▸ **DESCRIPTION OF THE TASK**
Each line of the data that includes the string "portefeuille" is to be copied out.

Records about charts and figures
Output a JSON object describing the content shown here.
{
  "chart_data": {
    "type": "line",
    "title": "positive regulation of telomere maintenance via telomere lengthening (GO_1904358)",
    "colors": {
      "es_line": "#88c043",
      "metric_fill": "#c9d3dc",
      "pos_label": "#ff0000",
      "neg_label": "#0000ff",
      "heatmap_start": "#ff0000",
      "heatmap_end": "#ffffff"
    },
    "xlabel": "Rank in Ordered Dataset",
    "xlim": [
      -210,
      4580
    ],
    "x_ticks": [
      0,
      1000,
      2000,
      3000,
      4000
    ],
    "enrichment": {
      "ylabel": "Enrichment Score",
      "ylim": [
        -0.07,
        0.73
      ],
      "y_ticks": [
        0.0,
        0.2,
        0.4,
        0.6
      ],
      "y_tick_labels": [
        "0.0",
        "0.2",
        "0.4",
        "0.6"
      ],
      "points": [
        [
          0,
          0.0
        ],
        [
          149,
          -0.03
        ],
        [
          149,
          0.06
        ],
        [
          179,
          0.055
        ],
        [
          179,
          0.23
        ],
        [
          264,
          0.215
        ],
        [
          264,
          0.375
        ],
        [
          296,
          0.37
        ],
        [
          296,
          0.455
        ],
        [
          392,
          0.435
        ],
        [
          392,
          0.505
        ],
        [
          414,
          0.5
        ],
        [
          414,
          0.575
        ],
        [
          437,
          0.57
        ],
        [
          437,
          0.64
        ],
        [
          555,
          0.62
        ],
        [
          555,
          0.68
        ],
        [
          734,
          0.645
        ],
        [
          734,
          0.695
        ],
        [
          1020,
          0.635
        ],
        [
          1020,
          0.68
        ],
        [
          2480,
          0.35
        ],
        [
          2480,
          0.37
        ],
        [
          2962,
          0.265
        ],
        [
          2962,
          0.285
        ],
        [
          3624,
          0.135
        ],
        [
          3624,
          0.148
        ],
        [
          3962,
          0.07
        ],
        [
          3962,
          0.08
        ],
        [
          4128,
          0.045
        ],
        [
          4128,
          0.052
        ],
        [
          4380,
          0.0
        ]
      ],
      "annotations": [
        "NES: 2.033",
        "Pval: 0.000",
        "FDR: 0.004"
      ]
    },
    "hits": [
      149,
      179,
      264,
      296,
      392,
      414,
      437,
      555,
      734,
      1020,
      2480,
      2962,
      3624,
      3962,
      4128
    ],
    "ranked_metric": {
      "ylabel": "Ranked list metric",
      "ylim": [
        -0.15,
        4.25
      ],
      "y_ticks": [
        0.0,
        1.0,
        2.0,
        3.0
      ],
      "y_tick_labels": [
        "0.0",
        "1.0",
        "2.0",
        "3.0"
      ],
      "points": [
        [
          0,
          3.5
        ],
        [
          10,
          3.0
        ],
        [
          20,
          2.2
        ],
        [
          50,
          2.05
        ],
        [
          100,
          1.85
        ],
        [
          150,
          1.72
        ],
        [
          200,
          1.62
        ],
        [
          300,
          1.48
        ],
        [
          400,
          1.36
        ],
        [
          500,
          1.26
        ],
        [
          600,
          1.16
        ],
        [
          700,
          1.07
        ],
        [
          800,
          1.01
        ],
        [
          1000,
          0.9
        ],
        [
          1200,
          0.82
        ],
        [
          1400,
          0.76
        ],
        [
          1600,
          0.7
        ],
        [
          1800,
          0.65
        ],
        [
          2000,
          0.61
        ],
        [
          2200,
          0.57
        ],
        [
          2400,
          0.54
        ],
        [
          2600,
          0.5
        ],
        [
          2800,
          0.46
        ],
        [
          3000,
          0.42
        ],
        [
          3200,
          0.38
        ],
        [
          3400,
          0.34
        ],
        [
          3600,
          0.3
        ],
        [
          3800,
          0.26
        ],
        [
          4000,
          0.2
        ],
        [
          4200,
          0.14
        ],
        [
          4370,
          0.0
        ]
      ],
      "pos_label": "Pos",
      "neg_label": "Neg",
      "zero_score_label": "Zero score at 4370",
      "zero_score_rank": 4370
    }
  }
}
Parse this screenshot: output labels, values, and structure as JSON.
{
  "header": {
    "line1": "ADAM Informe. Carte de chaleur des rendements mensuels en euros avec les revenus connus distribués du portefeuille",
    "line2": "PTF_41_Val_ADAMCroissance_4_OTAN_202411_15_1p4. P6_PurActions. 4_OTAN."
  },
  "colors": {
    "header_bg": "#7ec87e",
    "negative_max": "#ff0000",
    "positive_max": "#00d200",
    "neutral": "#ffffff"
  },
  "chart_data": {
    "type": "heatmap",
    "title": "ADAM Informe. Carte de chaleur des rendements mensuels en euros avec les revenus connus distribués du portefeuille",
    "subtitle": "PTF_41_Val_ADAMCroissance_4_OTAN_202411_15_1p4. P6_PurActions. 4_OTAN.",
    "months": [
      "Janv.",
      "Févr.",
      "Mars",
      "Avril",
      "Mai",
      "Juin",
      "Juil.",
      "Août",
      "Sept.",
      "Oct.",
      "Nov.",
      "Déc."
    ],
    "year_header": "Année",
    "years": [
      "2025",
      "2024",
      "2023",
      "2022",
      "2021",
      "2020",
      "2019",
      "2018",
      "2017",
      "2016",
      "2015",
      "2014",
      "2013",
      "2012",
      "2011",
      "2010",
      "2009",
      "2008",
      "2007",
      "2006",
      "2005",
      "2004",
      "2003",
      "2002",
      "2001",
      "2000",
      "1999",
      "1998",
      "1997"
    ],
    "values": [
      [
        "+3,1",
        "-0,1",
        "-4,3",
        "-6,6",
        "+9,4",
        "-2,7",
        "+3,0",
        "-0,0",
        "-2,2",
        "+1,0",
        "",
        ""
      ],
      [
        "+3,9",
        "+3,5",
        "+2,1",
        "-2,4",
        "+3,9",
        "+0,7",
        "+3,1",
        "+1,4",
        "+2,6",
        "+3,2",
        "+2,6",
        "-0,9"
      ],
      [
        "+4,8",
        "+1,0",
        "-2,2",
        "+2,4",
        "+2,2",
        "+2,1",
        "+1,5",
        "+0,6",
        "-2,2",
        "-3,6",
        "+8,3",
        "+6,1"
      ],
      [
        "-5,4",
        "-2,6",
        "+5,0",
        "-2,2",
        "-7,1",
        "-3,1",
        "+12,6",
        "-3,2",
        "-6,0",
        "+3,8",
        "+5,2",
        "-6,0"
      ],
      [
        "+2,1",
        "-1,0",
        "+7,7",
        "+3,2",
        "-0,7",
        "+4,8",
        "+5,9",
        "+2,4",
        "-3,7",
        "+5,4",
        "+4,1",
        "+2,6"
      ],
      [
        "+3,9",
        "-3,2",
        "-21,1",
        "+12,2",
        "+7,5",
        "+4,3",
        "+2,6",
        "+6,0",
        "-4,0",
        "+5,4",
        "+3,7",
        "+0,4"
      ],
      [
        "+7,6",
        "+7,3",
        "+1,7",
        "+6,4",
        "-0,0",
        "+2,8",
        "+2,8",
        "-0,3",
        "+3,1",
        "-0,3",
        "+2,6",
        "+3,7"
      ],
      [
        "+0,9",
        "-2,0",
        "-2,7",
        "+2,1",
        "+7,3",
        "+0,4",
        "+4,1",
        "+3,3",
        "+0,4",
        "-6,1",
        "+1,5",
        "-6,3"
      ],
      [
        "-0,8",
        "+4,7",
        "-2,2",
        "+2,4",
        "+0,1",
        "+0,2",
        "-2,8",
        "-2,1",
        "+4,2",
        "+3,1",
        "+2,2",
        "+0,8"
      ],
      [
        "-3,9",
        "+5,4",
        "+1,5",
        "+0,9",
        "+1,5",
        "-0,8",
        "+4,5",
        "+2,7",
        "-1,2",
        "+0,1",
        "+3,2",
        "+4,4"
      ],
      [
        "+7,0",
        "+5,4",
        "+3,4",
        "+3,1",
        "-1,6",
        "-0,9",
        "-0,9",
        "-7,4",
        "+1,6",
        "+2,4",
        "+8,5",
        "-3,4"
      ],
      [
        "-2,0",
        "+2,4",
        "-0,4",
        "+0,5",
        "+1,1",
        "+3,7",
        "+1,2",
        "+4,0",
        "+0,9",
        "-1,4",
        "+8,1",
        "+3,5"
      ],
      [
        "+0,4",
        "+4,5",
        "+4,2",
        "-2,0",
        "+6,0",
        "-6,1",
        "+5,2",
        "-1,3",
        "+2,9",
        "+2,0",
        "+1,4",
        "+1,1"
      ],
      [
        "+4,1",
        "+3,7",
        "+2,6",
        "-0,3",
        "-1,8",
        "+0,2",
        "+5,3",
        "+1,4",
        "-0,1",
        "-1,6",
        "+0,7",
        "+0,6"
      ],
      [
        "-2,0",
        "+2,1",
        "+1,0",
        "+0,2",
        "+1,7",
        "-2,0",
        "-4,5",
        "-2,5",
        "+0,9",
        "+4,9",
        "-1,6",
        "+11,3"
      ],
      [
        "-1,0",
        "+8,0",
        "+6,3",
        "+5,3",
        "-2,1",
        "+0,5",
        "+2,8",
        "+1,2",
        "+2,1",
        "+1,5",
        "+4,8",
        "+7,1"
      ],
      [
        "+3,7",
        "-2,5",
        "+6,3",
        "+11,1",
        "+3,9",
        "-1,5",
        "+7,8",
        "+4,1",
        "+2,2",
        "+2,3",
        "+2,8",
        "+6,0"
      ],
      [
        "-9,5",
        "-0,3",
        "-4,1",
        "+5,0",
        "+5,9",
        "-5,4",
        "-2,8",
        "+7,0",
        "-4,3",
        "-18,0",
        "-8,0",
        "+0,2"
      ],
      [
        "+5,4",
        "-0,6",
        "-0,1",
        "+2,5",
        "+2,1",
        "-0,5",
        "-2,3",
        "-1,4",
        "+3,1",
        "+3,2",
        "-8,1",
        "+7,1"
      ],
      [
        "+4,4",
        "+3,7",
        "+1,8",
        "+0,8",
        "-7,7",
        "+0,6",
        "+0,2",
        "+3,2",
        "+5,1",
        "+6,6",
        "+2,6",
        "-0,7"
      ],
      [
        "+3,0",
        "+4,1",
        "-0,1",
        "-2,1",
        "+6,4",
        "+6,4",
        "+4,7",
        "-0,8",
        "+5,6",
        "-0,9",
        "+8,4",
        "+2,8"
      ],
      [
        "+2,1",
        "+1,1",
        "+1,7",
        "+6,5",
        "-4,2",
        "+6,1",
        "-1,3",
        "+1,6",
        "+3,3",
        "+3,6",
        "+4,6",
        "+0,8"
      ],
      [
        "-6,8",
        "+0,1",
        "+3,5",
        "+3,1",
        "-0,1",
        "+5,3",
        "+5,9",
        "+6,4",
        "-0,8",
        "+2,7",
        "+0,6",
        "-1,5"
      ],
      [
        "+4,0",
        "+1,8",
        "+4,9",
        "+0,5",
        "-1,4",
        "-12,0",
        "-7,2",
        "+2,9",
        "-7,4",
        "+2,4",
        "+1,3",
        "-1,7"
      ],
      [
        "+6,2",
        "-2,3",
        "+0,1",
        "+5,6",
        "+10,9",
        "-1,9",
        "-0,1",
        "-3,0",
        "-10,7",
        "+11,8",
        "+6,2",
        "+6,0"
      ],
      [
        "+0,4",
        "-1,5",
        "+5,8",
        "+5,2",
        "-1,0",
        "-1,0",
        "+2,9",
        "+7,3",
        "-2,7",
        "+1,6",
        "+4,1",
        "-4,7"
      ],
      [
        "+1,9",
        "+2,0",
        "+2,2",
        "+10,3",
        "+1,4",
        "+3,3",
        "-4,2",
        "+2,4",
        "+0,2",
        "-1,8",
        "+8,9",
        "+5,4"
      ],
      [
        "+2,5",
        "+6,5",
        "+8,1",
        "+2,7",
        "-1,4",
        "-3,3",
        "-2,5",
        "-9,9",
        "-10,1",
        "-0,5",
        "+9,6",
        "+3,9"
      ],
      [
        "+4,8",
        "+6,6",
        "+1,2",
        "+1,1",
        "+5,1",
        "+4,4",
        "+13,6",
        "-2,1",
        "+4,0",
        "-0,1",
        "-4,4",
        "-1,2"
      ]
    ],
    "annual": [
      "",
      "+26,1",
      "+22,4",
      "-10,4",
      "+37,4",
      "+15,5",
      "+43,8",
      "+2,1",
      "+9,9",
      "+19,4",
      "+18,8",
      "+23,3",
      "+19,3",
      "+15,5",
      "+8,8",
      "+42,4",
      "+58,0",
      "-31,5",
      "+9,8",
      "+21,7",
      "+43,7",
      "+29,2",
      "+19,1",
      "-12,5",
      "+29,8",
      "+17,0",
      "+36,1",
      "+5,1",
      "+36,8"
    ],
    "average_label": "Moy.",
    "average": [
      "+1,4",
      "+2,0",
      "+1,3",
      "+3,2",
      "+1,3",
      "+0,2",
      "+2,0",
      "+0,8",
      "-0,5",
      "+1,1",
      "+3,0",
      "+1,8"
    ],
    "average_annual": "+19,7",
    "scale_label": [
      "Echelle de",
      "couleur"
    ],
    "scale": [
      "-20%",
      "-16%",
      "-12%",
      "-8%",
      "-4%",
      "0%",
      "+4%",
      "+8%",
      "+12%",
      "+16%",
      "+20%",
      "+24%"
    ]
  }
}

▸ **EXERCISE ANSWER**
    "line1": "ADAM Informe. Carte de chaleur des rendements mensuels en euros avec les revenus connus distribués du portefeuille",
    "title": "ADAM Informe. Carte de chaleur des rendements mensuels en euros avec les revenus connus distribués du portefeuille",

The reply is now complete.